▸ SOURCE MATERIAL
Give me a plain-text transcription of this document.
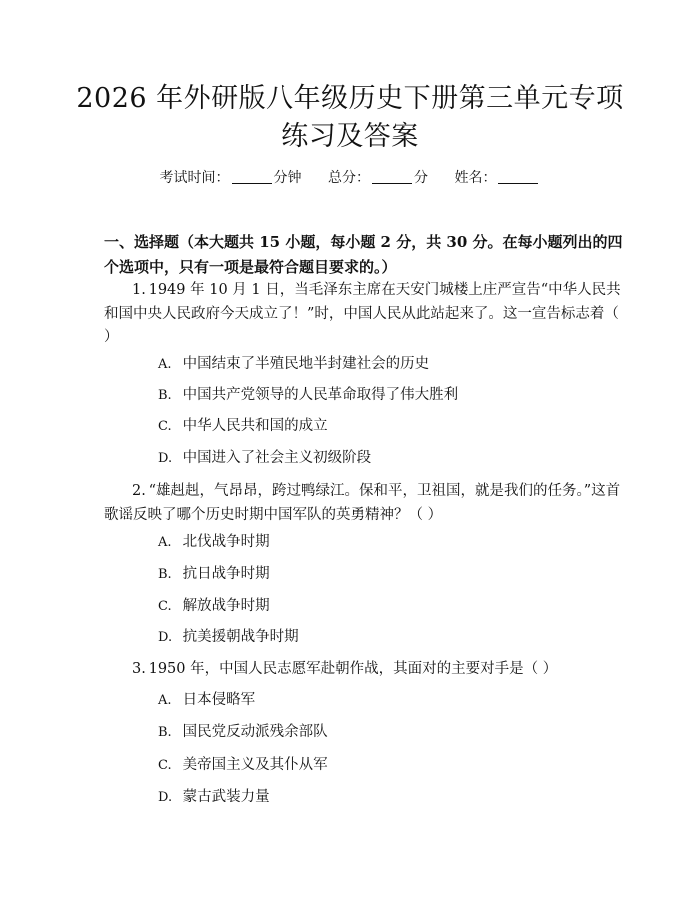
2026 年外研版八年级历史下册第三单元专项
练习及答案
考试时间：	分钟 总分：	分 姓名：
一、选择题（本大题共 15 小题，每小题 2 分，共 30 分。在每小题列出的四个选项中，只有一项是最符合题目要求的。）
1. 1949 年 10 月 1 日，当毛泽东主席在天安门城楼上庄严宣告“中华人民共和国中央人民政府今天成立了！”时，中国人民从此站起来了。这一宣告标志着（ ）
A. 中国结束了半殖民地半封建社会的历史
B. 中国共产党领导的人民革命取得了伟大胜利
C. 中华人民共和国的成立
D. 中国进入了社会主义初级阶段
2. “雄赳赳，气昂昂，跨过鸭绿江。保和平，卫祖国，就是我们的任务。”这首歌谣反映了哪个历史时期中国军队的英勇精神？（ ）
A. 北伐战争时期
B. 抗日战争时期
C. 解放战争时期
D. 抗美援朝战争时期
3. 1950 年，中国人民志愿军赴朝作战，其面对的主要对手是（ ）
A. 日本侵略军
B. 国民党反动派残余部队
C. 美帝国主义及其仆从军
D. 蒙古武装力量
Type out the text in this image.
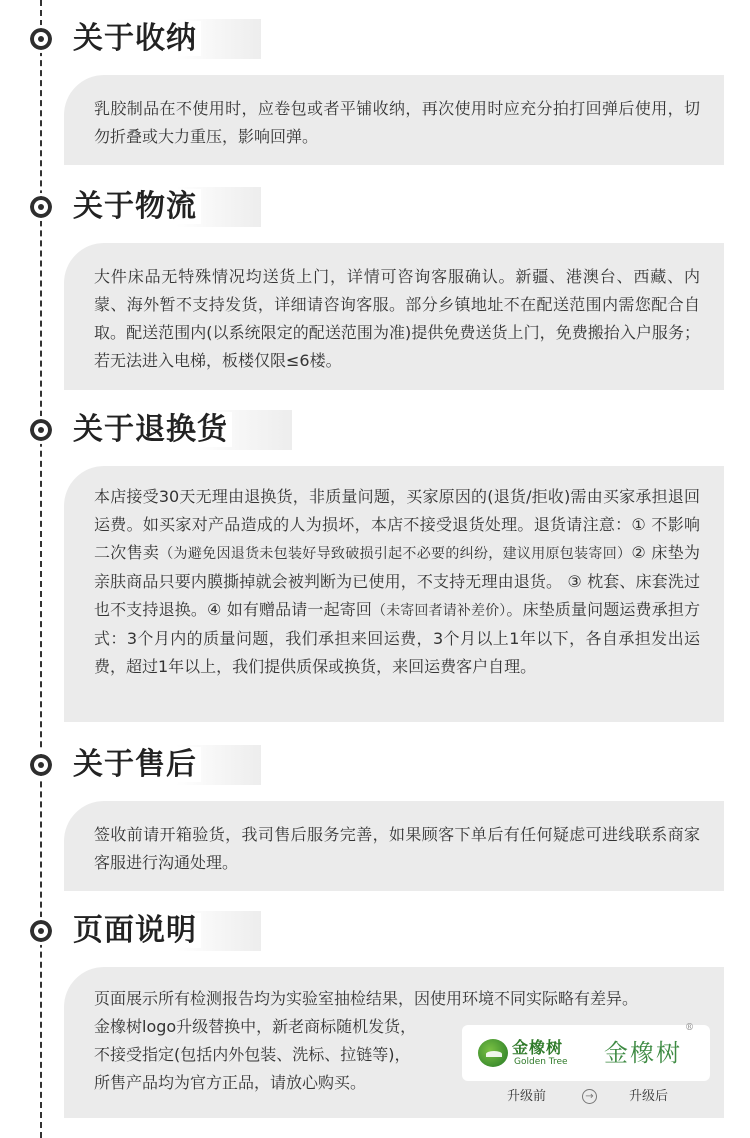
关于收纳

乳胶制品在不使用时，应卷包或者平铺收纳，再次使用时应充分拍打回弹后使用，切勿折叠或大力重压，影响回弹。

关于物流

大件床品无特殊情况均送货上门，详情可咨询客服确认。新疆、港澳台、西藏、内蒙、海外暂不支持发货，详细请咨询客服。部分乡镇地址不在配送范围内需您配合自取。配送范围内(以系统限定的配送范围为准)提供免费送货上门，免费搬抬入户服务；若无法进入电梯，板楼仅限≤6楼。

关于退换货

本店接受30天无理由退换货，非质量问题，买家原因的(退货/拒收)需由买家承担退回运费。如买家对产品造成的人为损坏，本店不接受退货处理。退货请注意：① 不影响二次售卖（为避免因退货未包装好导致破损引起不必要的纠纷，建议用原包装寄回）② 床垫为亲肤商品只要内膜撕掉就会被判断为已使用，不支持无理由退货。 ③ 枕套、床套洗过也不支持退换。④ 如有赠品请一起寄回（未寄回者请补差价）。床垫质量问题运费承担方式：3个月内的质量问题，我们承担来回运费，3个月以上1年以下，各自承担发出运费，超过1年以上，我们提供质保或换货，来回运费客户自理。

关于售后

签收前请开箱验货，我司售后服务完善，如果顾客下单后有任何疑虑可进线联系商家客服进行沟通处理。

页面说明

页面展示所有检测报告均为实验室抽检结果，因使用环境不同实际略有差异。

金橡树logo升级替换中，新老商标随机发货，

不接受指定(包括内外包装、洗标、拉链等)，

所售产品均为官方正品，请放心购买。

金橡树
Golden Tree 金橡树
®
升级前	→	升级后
---
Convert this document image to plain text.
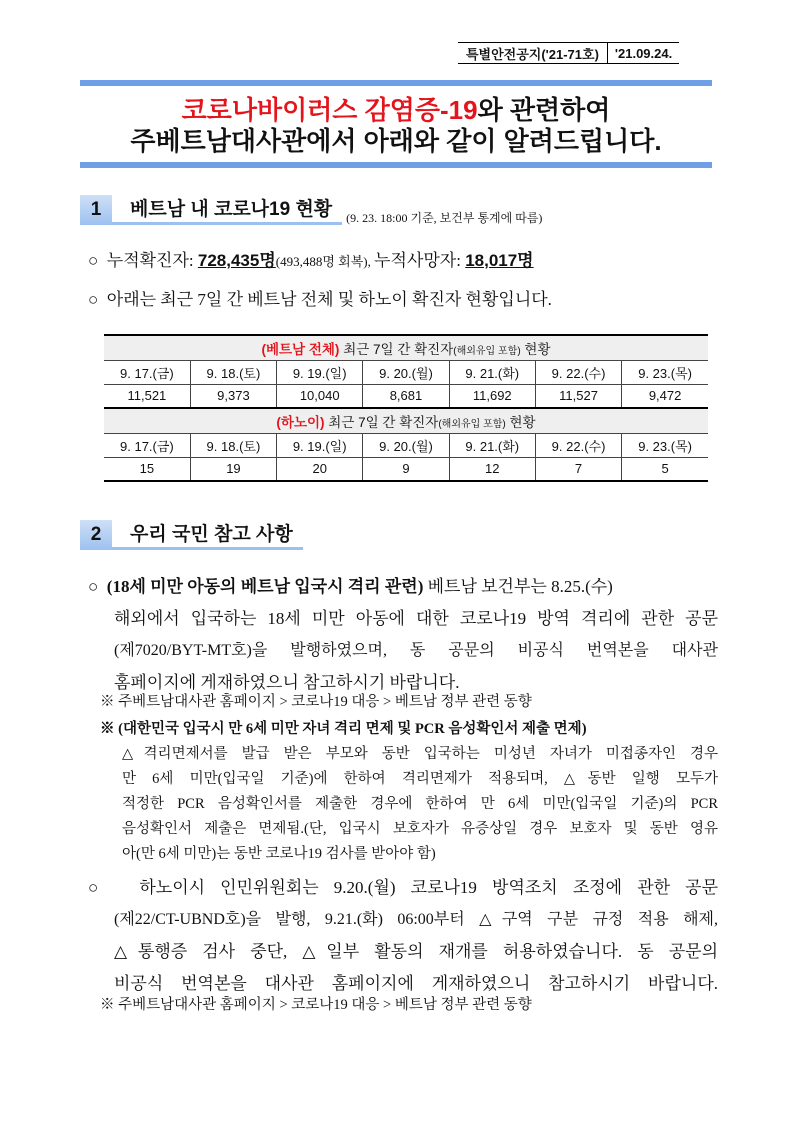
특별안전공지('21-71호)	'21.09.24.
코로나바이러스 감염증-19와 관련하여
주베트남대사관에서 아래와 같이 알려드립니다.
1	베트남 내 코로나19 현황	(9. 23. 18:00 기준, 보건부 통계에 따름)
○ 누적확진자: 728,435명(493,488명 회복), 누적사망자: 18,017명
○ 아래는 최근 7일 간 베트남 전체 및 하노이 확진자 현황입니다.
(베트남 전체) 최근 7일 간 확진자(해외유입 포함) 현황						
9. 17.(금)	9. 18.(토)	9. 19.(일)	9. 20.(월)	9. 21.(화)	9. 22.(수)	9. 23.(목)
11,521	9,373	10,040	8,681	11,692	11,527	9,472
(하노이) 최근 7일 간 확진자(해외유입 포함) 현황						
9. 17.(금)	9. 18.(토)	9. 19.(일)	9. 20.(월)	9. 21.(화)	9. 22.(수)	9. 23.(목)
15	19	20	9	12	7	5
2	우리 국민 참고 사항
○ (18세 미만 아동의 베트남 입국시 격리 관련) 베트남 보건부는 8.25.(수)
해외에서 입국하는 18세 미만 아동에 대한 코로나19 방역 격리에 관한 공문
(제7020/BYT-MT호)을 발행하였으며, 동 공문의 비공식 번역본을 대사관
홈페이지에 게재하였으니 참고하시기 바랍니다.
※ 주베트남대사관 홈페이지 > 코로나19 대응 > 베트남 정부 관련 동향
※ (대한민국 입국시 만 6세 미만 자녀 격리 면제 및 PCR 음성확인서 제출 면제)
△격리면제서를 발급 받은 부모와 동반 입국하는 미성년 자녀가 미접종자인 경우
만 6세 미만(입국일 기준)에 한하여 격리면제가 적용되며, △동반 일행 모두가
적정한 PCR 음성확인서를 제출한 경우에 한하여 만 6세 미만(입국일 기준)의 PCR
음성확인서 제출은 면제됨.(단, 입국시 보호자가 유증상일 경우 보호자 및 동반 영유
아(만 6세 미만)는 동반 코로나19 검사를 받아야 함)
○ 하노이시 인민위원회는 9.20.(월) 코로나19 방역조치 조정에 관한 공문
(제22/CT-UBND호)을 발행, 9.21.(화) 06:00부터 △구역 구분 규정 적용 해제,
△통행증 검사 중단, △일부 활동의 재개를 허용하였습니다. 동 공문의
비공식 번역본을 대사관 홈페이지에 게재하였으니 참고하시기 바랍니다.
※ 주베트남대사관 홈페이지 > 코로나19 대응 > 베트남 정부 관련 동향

▸ GOAL
Look through the lines above and collect those with the word "text".

▸ TASK OUTPUT
Give me a plain-text transcription of this document.
Type out the text in this image.
Convert this document image to plain text.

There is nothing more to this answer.